▸ STATED EXERCISE
Rewrite every row below, changing each "Local Disk" to "System Disk" and leaving everything else the same.

(Coordinate annotation rows)
################
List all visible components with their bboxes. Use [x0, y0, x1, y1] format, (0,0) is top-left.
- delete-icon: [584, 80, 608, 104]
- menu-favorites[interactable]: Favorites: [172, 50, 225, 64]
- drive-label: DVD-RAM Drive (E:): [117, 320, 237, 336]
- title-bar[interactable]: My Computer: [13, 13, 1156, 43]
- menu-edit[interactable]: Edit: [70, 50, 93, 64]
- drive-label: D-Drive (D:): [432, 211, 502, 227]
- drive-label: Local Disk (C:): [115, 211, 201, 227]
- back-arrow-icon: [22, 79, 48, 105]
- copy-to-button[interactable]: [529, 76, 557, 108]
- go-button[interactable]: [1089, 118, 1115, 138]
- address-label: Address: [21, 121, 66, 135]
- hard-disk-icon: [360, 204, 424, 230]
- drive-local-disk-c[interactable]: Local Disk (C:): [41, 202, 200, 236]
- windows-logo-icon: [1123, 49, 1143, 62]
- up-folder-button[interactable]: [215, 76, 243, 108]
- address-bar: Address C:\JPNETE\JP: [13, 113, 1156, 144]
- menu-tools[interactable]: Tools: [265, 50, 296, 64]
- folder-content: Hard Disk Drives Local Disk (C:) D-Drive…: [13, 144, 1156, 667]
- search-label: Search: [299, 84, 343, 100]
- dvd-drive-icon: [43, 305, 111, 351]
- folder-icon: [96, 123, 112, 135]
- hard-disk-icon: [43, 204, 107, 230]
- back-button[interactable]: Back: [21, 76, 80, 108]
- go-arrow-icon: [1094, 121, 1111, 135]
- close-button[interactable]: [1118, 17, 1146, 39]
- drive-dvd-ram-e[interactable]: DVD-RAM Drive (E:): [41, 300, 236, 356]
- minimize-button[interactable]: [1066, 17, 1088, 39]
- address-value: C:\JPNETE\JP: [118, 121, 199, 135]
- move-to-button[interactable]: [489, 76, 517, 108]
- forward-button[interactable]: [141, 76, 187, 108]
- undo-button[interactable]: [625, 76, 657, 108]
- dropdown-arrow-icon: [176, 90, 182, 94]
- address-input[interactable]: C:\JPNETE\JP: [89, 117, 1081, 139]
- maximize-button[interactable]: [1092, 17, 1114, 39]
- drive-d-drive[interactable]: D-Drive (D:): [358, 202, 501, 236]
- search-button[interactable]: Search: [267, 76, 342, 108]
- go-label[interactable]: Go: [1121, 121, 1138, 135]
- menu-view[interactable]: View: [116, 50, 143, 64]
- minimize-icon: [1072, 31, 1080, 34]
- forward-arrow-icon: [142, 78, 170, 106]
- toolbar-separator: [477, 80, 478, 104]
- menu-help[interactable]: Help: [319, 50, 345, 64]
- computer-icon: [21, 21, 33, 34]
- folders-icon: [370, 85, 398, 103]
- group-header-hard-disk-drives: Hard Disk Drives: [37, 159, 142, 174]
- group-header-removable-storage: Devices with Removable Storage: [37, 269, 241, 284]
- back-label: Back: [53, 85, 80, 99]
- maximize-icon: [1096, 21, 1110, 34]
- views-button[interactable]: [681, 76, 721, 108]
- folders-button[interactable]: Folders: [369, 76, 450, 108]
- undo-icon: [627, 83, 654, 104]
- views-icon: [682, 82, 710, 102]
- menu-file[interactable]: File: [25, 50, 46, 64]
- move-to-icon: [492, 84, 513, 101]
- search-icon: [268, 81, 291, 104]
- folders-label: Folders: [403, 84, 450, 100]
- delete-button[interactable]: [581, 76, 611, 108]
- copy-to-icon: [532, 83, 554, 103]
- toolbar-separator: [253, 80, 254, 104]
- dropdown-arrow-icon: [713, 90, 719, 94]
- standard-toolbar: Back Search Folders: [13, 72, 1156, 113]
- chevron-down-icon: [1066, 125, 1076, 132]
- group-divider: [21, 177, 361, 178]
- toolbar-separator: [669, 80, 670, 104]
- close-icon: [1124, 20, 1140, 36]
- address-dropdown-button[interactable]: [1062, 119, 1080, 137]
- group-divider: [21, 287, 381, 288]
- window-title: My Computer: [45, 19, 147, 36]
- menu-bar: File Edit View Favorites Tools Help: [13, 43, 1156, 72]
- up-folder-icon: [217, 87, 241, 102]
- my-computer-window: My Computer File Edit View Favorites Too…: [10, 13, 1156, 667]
################
▸ EXERCISE SOLUTION
List all visible components with their bboxes. Use [x0, y0, x1, y1] format, (0,0) is top-left.
- delete-icon: [584, 80, 608, 104]
- menu-favorites[interactable]: Favorites: [172, 50, 225, 64]
- drive-label: DVD-RAM Drive (E:): [117, 320, 237, 336]
- title-bar[interactable]: My Computer: [13, 13, 1156, 43]
- menu-edit[interactable]: Edit: [70, 50, 93, 64]
- drive-label: D-Drive (D:): [432, 211, 502, 227]
- drive-label: System Disk (C:): [115, 211, 201, 227]
- back-arrow-icon: [22, 79, 48, 105]
- copy-to-button[interactable]: [529, 76, 557, 108]
- go-button[interactable]: [1089, 118, 1115, 138]
- address-label: Address: [21, 121, 66, 135]
- hard-disk-icon: [360, 204, 424, 230]
- drive-local-disk-c[interactable]: System Disk (C:): [41, 202, 200, 236]
- windows-logo-icon: [1123, 49, 1143, 62]
- up-folder-button[interactable]: [215, 76, 243, 108]
- address-bar: Address C:\JPNETE\JP: [13, 113, 1156, 144]
- menu-tools[interactable]: Tools: [265, 50, 296, 64]
- folder-content: Hard Disk Drives System Disk (C:) D-Drive…: [13, 144, 1156, 667]
- search-label: Search: [299, 84, 343, 100]
- dvd-drive-icon: [43, 305, 111, 351]
- folder-icon: [96, 123, 112, 135]
- hard-disk-icon: [43, 204, 107, 230]
- back-button[interactable]: Back: [21, 76, 80, 108]
- go-arrow-icon: [1094, 121, 1111, 135]
- close-button[interactable]: [1118, 17, 1146, 39]
- drive-dvd-ram-e[interactable]: DVD-RAM Drive (E:): [41, 300, 236, 356]
- minimize-button[interactable]: [1066, 17, 1088, 39]
- address-value: C:\JPNETE\JP: [118, 121, 199, 135]
- move-to-button[interactable]: [489, 76, 517, 108]
- forward-button[interactable]: [141, 76, 187, 108]
- undo-button[interactable]: [625, 76, 657, 108]
- dropdown-arrow-icon: [176, 90, 182, 94]
- address-input[interactable]: C:\JPNETE\JP: [89, 117, 1081, 139]
- maximize-button[interactable]: [1092, 17, 1114, 39]
- drive-d-drive[interactable]: D-Drive (D:): [358, 202, 501, 236]
- search-button[interactable]: Search: [267, 76, 342, 108]
- go-label[interactable]: Go: [1121, 121, 1138, 135]
- menu-view[interactable]: View: [116, 50, 143, 64]
- minimize-icon: [1072, 31, 1080, 34]
- forward-arrow-icon: [142, 78, 170, 106]
- toolbar-separator: [477, 80, 478, 104]
- menu-help[interactable]: Help: [319, 50, 345, 64]
- computer-icon: [21, 21, 33, 34]
- folders-icon: [370, 85, 398, 103]
- group-header-hard-disk-drives: Hard Disk Drives: [37, 159, 142, 174]
- group-header-removable-storage: Devices with Removable Storage: [37, 269, 241, 284]
- back-label: Back: [53, 85, 80, 99]
- maximize-icon: [1096, 21, 1110, 34]
- views-button[interactable]: [681, 76, 721, 108]
- folders-button[interactable]: Folders: [369, 76, 450, 108]
- undo-icon: [627, 83, 654, 104]
- views-icon: [682, 82, 710, 102]
- menu-file[interactable]: File: [25, 50, 46, 64]
- move-to-icon: [492, 84, 513, 101]
- search-icon: [268, 81, 291, 104]
- folders-label: Folders: [403, 84, 450, 100]
- delete-button[interactable]: [581, 76, 611, 108]
- copy-to-icon: [532, 83, 554, 103]
- toolbar-separator: [253, 80, 254, 104]
- dropdown-arrow-icon: [713, 90, 719, 94]
- standard-toolbar: Back Search Folders: [13, 72, 1156, 113]
- chevron-down-icon: [1066, 125, 1076, 132]
- group-divider: [21, 177, 361, 178]
- toolbar-separator: [669, 80, 670, 104]
- close-icon: [1124, 20, 1140, 36]
- address-dropdown-button[interactable]: [1062, 119, 1080, 137]
- group-divider: [21, 287, 381, 288]
- window-title: My Computer: [45, 19, 147, 36]
- menu-bar: File Edit View Favorites Tools Help: [13, 43, 1156, 72]
- up-folder-icon: [217, 87, 241, 102]
- my-computer-window: My Computer File Edit View Favorites Too…: [10, 13, 1156, 667]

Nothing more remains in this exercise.